Prompt ▸ Extract the full listing verbatim and drop any pictures from your copy.

━━━ Available data ━━━

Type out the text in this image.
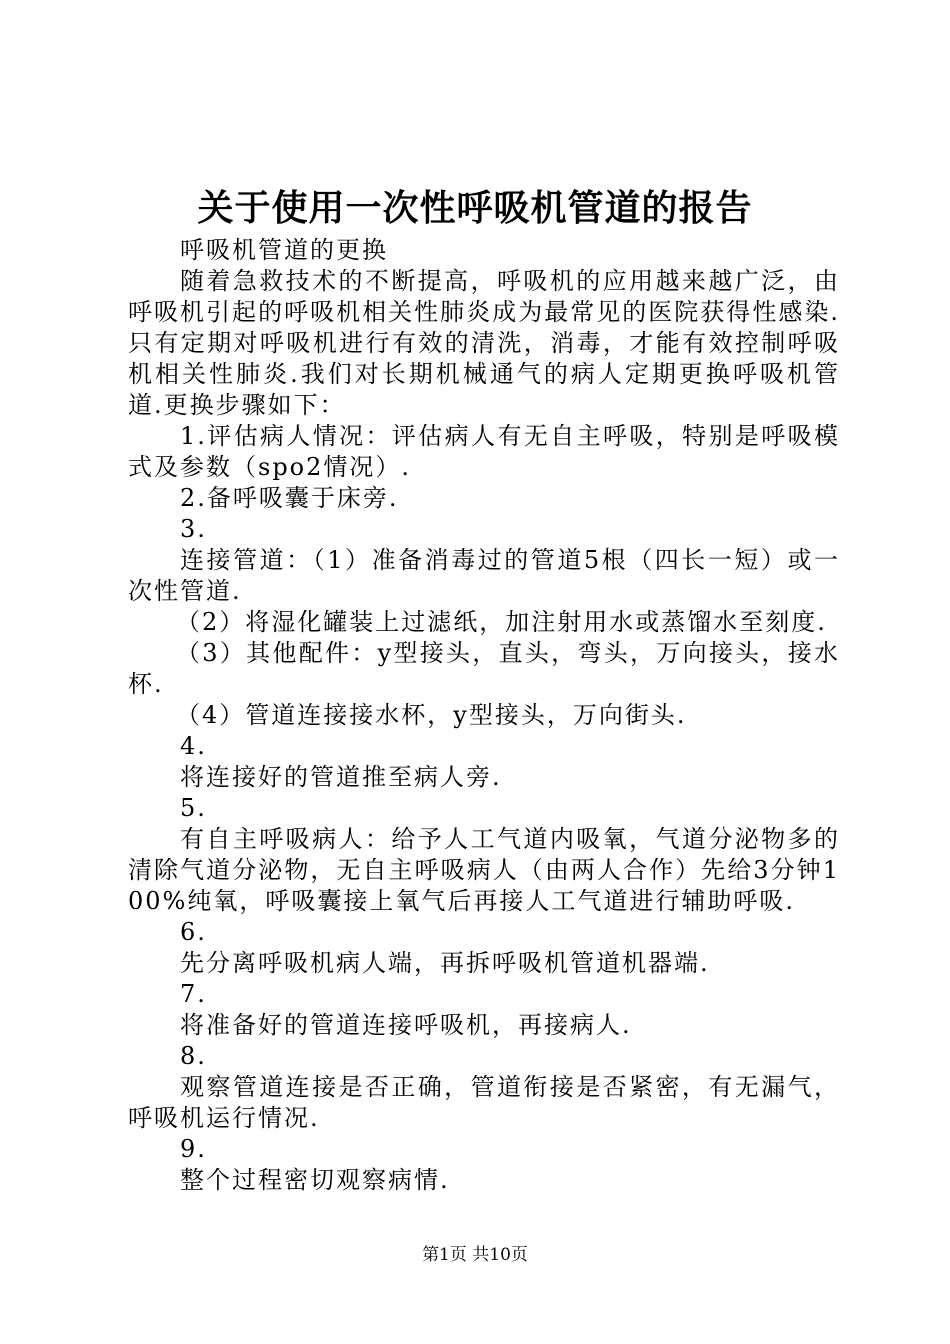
关于使用一次性呼吸机管道的报告

呼吸机管道的更换

随着急救技术的不断提高，呼吸机的应用越来越广泛，由呼吸机引起的呼吸机相关性肺炎成为最常见的医院获得性感染.只有定期对呼吸机进行有效的清洗，消毒，才能有效控制呼吸机相关性肺炎.我们对长期机械通气的病人定期更换呼吸机管道.更换步骤如下：

1.评估病人情况：评估病人有无自主呼吸，特别是呼吸模式及参数（spo2情况）.

2.备呼吸囊于床旁.

3.

连接管道：（1）准备消毒过的管道5根（四长一短）或一次性管道.

（2）将湿化罐装上过滤纸，加注射用水或蒸馏水至刻度.

（3）其他配件：y型接头，直头，弯头，万向接头，接水杯.

（4）管道连接接水杯，y型接头，万向街头.

4.

将连接好的管道推至病人旁.

5.

有自主呼吸病人：给予人工气道内吸氧，气道分泌物多的清除气道分泌物，无自主呼吸病人（由两人合作）先给3分钟100%纯氧，呼吸囊接上氧气后再接人工气道进行辅助呼吸.

6.

先分离呼吸机病人端，再拆呼吸机管道机器端.

7.

将准备好的管道连接呼吸机，再接病人.

8.

观察管道连接是否正确，管道衔接是否紧密，有无漏气，呼吸机运行情况.

9.

整个过程密切观察病情.

第1页 共10页
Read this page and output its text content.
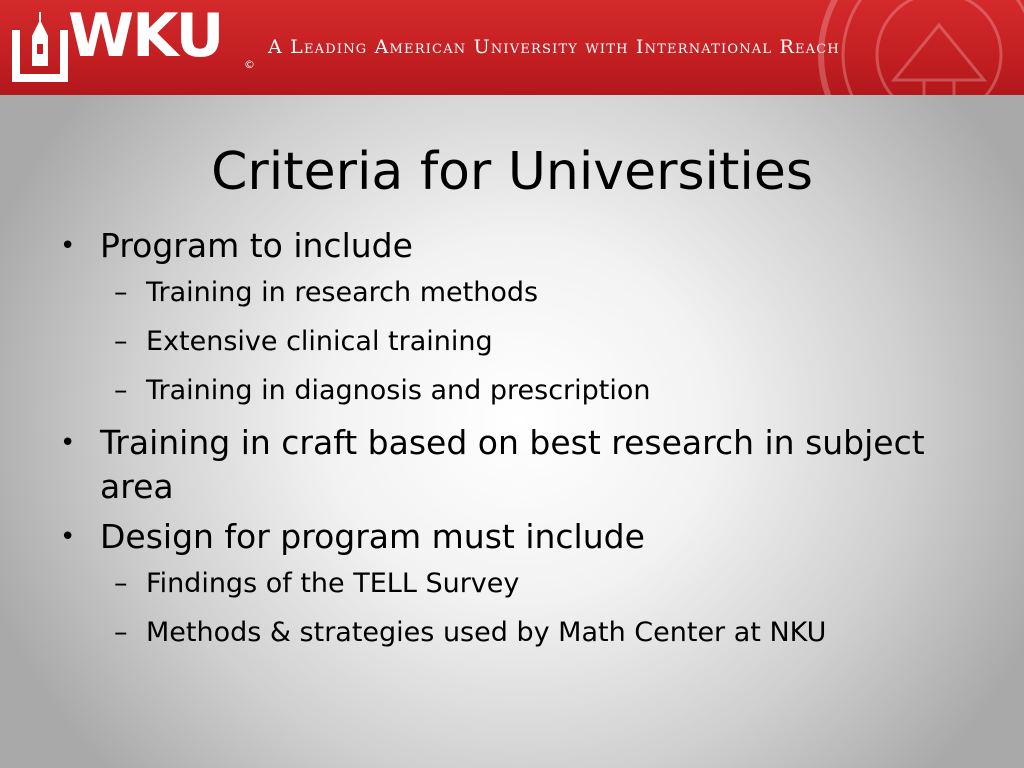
WKU ©
A Leading American University with International Reach
Criteria for Universities
• Program to include
– Training in research methods
– Extensive clinical training
– Training in diagnosis and prescription
• Training in craft based on best research in subject area
• Design for program must include
– Findings of the TELL Survey
– Methods & strategies used by Math Center at NKU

━━━

Written solution ▸
Type out the text in this image.
关于使用一次性呼吸机管道的报告

呼吸机管道的更换

随着急救技术的不断提高，呼吸机的应用越来越广泛，由呼吸机引起的呼吸机相关性肺炎成为最常见的医院获得性感染.只有定期对呼吸机进行有效的清洗，消毒，才能有效控制呼吸机相关性肺炎.我们对长期机械通气的病人定期更换呼吸机管道.更换步骤如下：

1.评估病人情况：评估病人有无自主呼吸，特别是呼吸模式及参数（spo2情况）.

2.备呼吸囊于床旁.

3.

连接管道：（1）准备消毒过的管道5根（四长一短）或一次性管道.

（2）将湿化罐装上过滤纸，加注射用水或蒸馏水至刻度.

（3）其他配件：y型接头，直头，弯头，万向接头，接水杯.

（4）管道连接接水杯，y型接头，万向街头.

4.

将连接好的管道推至病人旁.

5.

有自主呼吸病人：给予人工气道内吸氧，气道分泌物多的清除气道分泌物，无自主呼吸病人（由两人合作）先给3分钟100%纯氧，呼吸囊接上氧气后再接人工气道进行辅助呼吸.

6.

先分离呼吸机病人端，再拆呼吸机管道机器端.

7.

将准备好的管道连接呼吸机，再接病人.

8.

观察管道连接是否正确，管道衔接是否紧密，有无漏气，呼吸机运行情况.

9.

整个过程密切观察病情.

第1页 共10页
Read this page and output its text content.
WKU ©
A Leading American University with International Reach
Criteria for Universities
• Program to include
– Training in research methods
– Extensive clinical training
– Training in diagnosis and prescription
• Training in craft based on best research in subject area
• Design for program must include
– Findings of the TELL Survey
– Methods & strategies used by Math Center at NKU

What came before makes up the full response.